• [EXERCISE DATA]
● ● ●

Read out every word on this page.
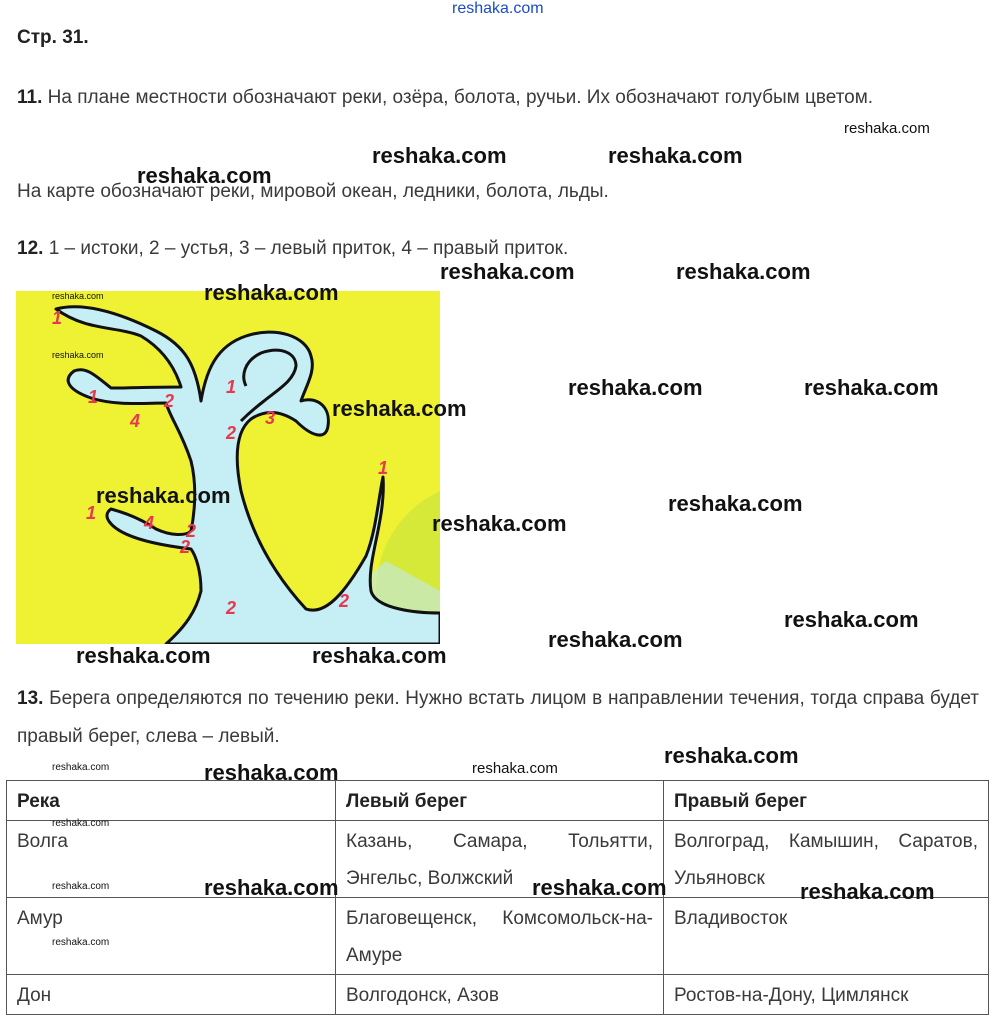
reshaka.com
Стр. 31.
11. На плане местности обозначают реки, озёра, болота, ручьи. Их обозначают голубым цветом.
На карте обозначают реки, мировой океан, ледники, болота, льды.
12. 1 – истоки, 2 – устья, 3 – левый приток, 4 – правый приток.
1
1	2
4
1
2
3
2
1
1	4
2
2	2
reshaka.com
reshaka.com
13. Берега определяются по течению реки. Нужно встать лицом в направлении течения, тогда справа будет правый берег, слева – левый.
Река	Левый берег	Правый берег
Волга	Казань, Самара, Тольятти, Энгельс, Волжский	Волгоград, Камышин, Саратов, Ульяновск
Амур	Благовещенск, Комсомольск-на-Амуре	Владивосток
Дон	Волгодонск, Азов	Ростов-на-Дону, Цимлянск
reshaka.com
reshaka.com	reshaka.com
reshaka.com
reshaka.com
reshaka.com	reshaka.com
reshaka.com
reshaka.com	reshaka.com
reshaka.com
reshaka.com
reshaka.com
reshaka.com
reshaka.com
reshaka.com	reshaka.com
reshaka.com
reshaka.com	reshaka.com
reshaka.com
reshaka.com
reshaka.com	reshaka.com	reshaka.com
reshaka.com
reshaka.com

● ● ●

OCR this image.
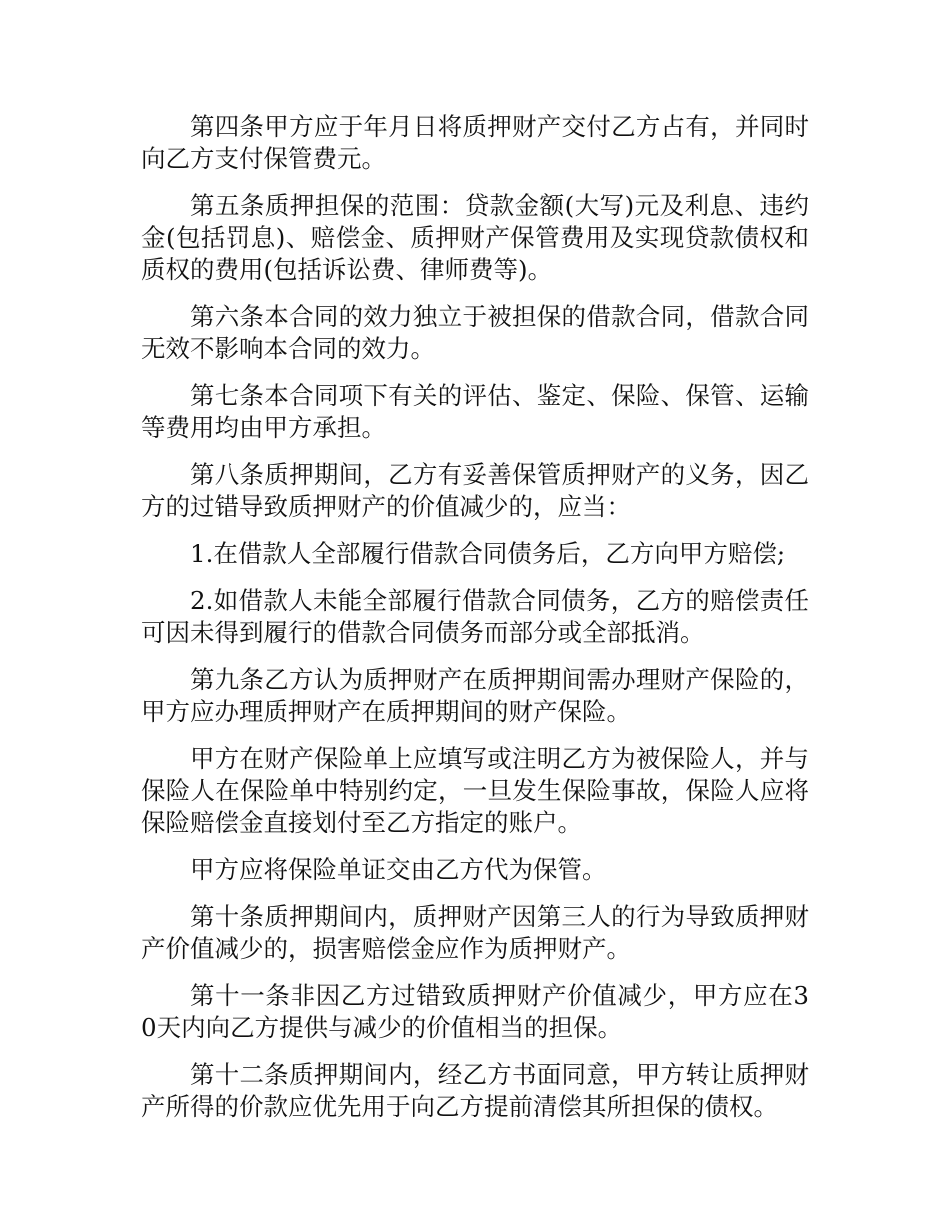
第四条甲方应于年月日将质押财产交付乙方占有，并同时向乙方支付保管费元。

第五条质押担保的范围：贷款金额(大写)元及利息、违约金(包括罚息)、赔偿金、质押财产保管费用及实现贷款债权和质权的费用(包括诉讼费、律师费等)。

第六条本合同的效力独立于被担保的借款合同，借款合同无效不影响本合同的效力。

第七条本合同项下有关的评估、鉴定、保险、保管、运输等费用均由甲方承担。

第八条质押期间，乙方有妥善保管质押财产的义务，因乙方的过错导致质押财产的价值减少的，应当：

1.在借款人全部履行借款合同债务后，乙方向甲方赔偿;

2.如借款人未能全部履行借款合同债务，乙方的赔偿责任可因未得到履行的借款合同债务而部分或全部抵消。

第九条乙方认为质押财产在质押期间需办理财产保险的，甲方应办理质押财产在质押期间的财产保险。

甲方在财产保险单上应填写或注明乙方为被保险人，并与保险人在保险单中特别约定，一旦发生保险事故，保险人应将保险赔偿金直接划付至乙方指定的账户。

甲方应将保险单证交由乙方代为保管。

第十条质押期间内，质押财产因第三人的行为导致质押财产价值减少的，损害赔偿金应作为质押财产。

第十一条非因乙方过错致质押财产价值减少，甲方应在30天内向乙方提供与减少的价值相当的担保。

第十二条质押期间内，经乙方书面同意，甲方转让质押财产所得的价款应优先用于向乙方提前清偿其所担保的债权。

● ● ●

• [STATED GOAL]
Copy each line in the data that holds the word "болота".

• [RESULT]
11. На плане местности обозначают реки, озёра, болота, ручьи. Их обозначают голубым цветом.
На карте обозначают реки, мировой океан, ледники, болота, льды.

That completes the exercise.